Data supplied:
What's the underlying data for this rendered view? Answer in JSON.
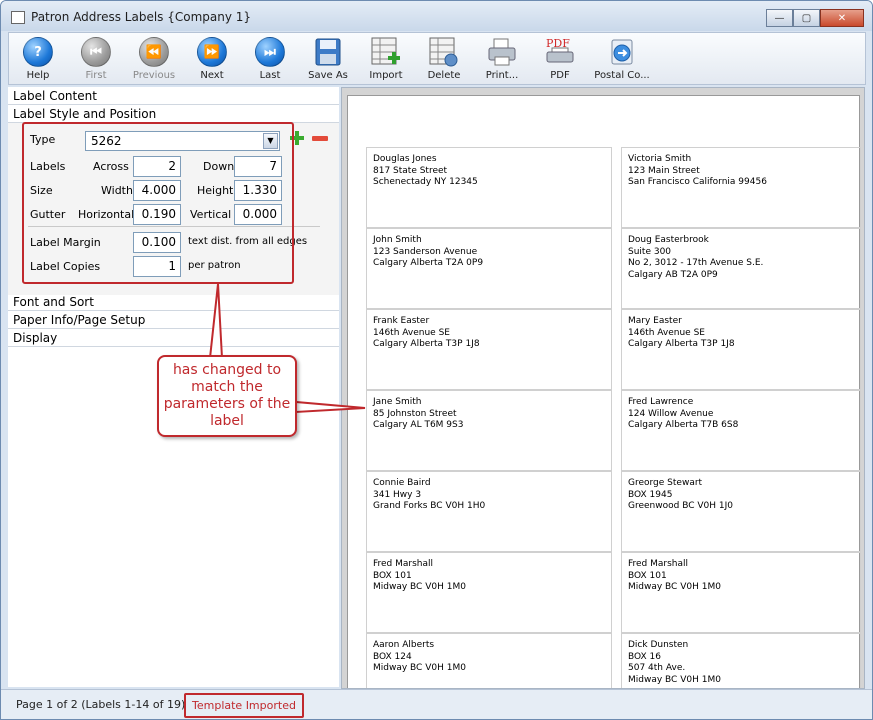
{
  "window": {
    "title": "Patron Address Labels {Company 1}",
    "buttons": {
      "minimize": "—",
      "maximize": "▢",
      "close": "✕"
    }
  },
  "toolbar": [
    {
      "name": "help",
      "label": "Help",
      "icon": "help-icon",
      "enabled": true
    },
    {
      "name": "first",
      "label": "First",
      "icon": "first-icon",
      "enabled": false
    },
    {
      "name": "previous",
      "label": "Previous",
      "icon": "previous-icon",
      "enabled": false
    },
    {
      "name": "next",
      "label": "Next",
      "icon": "next-icon",
      "enabled": true
    },
    {
      "name": "last",
      "label": "Last",
      "icon": "last-icon",
      "enabled": true
    },
    {
      "name": "save-as",
      "label": "Save As",
      "icon": "floppy-disk-icon",
      "enabled": true
    },
    {
      "name": "import",
      "label": "Import",
      "icon": "import-icon",
      "enabled": true
    },
    {
      "name": "delete",
      "label": "Delete",
      "icon": "delete-icon",
      "enabled": true
    },
    {
      "name": "print",
      "label": "Print...",
      "icon": "printer-icon",
      "enabled": true
    },
    {
      "name": "pdf",
      "label": "PDF",
      "icon": "pdf-icon",
      "enabled": true
    },
    {
      "name": "postal",
      "label": "Postal Co...",
      "icon": "postal-icon",
      "enabled": true
    }
  ],
  "sections": {
    "label_content": "Label Content",
    "label_style": "Label Style and Position",
    "font_sort": "Font and Sort",
    "paper_info": "Paper Info/Page Setup",
    "display": "Display"
  },
  "form": {
    "type_label": "Type",
    "type_value": "5262",
    "labels_label": "Labels",
    "across_label": "Across",
    "across_value": "2",
    "down_label": "Down",
    "down_value": "7",
    "size_label": "Size",
    "width_label": "Width",
    "width_value": "4.000",
    "height_label": "Height",
    "height_value": "1.330",
    "gutter_label": "Gutter",
    "horizontal_label": "Horizontal",
    "horizontal_value": "0.190",
    "vertical_label": "Vertical",
    "vertical_value": "0.000",
    "margin_label": "Label Margin",
    "margin_value": "0.100",
    "margin_note": "text dist. from all edges",
    "copies_label": "Label Copies",
    "copies_value": "1",
    "copies_note": "per patron"
  },
  "labels": [
    [
      "Douglas Jones",
      "817 State Street",
      "Schenectady NY 12345"
    ],
    [
      "Victoria Smith",
      "123 Main Street",
      "San Francisco California 99456"
    ],
    [
      "John Smith",
      "123 Sanderson Avenue",
      "Calgary Alberta T2A 0P9"
    ],
    [
      "Doug Easterbrook",
      "Suite 300",
      "No 2, 3012 - 17th Avenue S.E.",
      "Calgary AB T2A 0P9"
    ],
    [
      "Frank Easter",
      "146th Avenue SE",
      "Calgary Alberta T3P 1J8"
    ],
    [
      "Mary Easter",
      "146th Avenue SE",
      "Calgary Alberta T3P 1J8"
    ],
    [
      "Jane Smith",
      "85 Johnston Street",
      "Calgary AL T6M 9S3"
    ],
    [
      "Fred Lawrence",
      "124 Willow Avenue",
      "Calgary Alberta T7B 6S8"
    ],
    [
      "Connie Baird",
      "341 Hwy 3",
      "Grand Forks BC V0H 1H0"
    ],
    [
      "Greorge Stewart",
      "BOX 1945",
      "Greenwood BC V0H 1J0"
    ],
    [
      "Fred Marshall",
      "BOX 101",
      "Midway BC V0H 1M0"
    ],
    [
      "Fred Marshall",
      "BOX 101",
      "Midway BC V0H 1M0"
    ],
    [
      "Aaron Alberts",
      "BOX 124",
      "Midway BC V0H 1M0"
    ],
    [
      "Dick Dunsten",
      "BOX 16",
      "507 4th Ave.",
      "Midway BC V0H 1M0"
    ]
  ],
  "callout": {
    "text": "has changed to match the parameters of the label",
    "color": "#c0292d"
  },
  "status": {
    "page": "Page 1 of 2 (Labels 1-14 of 19)",
    "template": "Template Imported"
  }
}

Set problem:
Each entry above is to be written out again unchanged, apart from the pictures, which are left out.

Answer for this exercise:
What's the underlying data for this rendered view? Answer in JSON.
{
  "window": {
    "title": "Patron Address Labels {Company 1}",
    "buttons": {
      "minimize": "—",
      "maximize": "▢",
      "close": "✕"
    }
  },
  "toolbar": [
    {
      "name": "help",
      "label": "Help",
      "icon": "help-icon",
      "enabled": true
    },
    {
      "name": "first",
      "label": "First",
      "icon": "first-icon",
      "enabled": false
    },
    {
      "name": "previous",
      "label": "Previous",
      "icon": "previous-icon",
      "enabled": false
    },
    {
      "name": "next",
      "label": "Next",
      "icon": "next-icon",
      "enabled": true
    },
    {
      "name": "last",
      "label": "Last",
      "icon": "last-icon",
      "enabled": true
    },
    {
      "name": "save-as",
      "label": "Save As",
      "icon": "floppy-disk-icon",
      "enabled": true
    },
    {
      "name": "import",
      "label": "Import",
      "icon": "import-icon",
      "enabled": true
    },
    {
      "name": "delete",
      "label": "Delete",
      "icon": "delete-icon",
      "enabled": true
    },
    {
      "name": "print",
      "label": "Print...",
      "icon": "printer-icon",
      "enabled": true
    },
    {
      "name": "pdf",
      "label": "PDF",
      "icon": "pdf-icon",
      "enabled": true
    },
    {
      "name": "postal",
      "label": "Postal Co...",
      "icon": "postal-icon",
      "enabled": true
    }
  ],
  "sections": {
    "label_content": "Label Content",
    "label_style": "Label Style and Position",
    "font_sort": "Font and Sort",
    "paper_info": "Paper Info/Page Setup",
    "display": "Display"
  },
  "form": {
    "type_label": "Type",
    "type_value": "5262",
    "labels_label": "Labels",
    "across_label": "Across",
    "across_value": "2",
    "down_label": "Down",
    "down_value": "7",
    "size_label": "Size",
    "width_label": "Width",
    "width_value": "4.000",
    "height_label": "Height",
    "height_value": "1.330",
    "gutter_label": "Gutter",
    "horizontal_label": "Horizontal",
    "horizontal_value": "0.190",
    "vertical_label": "Vertical",
    "vertical_value": "0.000",
    "margin_label": "Label Margin",
    "margin_value": "0.100",
    "margin_note": "text dist. from all edges",
    "copies_label": "Label Copies",
    "copies_value": "1",
    "copies_note": "per patron"
  },
  "labels": [
    [
      "Douglas Jones",
      "817 State Street",
      "Schenectady NY 12345"
    ],
    [
      "Victoria Smith",
      "123 Main Street",
      "San Francisco California 99456"
    ],
    [
      "John Smith",
      "123 Sanderson Avenue",
      "Calgary Alberta T2A 0P9"
    ],
    [
      "Doug Easterbrook",
      "Suite 300",
      "No 2, 3012 - 17th Avenue S.E.",
      "Calgary AB T2A 0P9"
    ],
    [
      "Frank Easter",
      "146th Avenue SE",
      "Calgary Alberta T3P 1J8"
    ],
    [
      "Mary Easter",
      "146th Avenue SE",
      "Calgary Alberta T3P 1J8"
    ],
    [
      "Jane Smith",
      "85 Johnston Street",
      "Calgary AL T6M 9S3"
    ],
    [
      "Fred Lawrence",
      "124 Willow Avenue",
      "Calgary Alberta T7B 6S8"
    ],
    [
      "Connie Baird",
      "341 Hwy 3",
      "Grand Forks BC V0H 1H0"
    ],
    [
      "Greorge Stewart",
      "BOX 1945",
      "Greenwood BC V0H 1J0"
    ],
    [
      "Fred Marshall",
      "BOX 101",
      "Midway BC V0H 1M0"
    ],
    [
      "Fred Marshall",
      "BOX 101",
      "Midway BC V0H 1M0"
    ],
    [
      "Aaron Alberts",
      "BOX 124",
      "Midway BC V0H 1M0"
    ],
    [
      "Dick Dunsten",
      "BOX 16",
      "507 4th Ave.",
      "Midway BC V0H 1M0"
    ]
  ],
  "callout": {
    "text": "has changed to match the parameters of the label",
    "color": "#c0292d"
  },
  "status": {
    "page": "Page 1 of 2 (Labels 1-14 of 19)",
    "template": "Template Imported"
  }
}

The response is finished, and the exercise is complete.